• INSTRUCTIONS FOR THE TASK: Spot each line in the data below containing "Barsebäck" and copy it.

• INPUT:

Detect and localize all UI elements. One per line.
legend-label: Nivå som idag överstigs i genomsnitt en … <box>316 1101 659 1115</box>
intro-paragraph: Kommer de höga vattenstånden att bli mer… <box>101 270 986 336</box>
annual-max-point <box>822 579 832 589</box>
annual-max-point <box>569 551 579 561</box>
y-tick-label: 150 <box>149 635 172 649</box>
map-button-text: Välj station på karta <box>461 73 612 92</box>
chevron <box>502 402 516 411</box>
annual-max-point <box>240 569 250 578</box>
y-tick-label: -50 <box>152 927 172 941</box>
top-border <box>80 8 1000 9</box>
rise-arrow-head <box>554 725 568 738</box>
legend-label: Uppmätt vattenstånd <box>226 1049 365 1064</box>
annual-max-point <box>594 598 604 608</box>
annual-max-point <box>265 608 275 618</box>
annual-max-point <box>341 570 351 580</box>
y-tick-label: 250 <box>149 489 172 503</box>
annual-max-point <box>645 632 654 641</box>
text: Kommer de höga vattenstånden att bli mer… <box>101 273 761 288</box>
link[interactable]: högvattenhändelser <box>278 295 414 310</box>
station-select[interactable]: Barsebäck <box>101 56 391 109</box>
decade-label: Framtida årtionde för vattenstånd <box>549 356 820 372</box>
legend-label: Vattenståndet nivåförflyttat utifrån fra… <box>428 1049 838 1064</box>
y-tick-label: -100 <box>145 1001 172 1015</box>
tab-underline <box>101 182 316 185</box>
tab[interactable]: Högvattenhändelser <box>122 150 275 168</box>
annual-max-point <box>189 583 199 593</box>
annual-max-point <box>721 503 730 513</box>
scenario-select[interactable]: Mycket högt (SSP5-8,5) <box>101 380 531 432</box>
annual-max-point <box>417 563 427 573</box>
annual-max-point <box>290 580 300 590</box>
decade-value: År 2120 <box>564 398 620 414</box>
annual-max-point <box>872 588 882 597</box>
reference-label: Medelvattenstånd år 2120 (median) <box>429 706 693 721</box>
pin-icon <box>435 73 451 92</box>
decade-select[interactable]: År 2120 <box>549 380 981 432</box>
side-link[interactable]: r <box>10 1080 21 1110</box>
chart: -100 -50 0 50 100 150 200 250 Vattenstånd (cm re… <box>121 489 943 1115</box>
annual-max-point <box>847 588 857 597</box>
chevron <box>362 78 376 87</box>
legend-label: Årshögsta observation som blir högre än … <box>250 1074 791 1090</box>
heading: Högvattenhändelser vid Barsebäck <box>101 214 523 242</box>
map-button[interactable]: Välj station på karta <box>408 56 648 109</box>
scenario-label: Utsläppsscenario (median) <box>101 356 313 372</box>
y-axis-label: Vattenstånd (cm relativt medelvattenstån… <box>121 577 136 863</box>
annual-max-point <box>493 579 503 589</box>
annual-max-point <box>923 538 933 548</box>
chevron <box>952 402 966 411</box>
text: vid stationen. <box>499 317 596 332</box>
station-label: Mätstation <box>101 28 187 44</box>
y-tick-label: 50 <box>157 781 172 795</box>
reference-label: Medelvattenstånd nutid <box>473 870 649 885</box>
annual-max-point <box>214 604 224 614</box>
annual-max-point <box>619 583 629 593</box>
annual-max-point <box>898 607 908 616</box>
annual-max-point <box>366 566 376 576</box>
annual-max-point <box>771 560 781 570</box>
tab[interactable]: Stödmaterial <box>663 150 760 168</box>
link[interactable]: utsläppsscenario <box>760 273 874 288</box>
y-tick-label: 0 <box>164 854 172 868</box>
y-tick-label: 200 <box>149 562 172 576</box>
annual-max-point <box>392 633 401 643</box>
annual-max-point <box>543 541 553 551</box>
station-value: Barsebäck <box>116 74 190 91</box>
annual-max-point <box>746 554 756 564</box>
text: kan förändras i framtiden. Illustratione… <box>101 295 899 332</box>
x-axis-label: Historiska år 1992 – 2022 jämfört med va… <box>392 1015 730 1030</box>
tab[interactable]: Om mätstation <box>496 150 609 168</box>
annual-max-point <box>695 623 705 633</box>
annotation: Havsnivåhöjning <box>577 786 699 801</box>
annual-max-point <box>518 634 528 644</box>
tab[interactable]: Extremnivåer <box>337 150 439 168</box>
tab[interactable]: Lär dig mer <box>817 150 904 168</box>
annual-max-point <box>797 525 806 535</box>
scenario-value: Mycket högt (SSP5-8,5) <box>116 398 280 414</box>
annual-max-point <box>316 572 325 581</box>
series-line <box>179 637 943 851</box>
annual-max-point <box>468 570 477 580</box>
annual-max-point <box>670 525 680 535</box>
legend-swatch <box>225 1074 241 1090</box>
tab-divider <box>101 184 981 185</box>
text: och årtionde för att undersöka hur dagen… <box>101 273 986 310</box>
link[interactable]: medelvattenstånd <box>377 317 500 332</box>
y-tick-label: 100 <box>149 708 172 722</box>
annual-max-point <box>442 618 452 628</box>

• RESULT OF THE TASK:
station-select[interactable]: Barsebäck <box>101 56 391 109</box>
heading: Högvattenhändelser vid Barsebäck <box>101 214 523 242</box>
station-value: Barsebäck <box>116 74 190 91</box>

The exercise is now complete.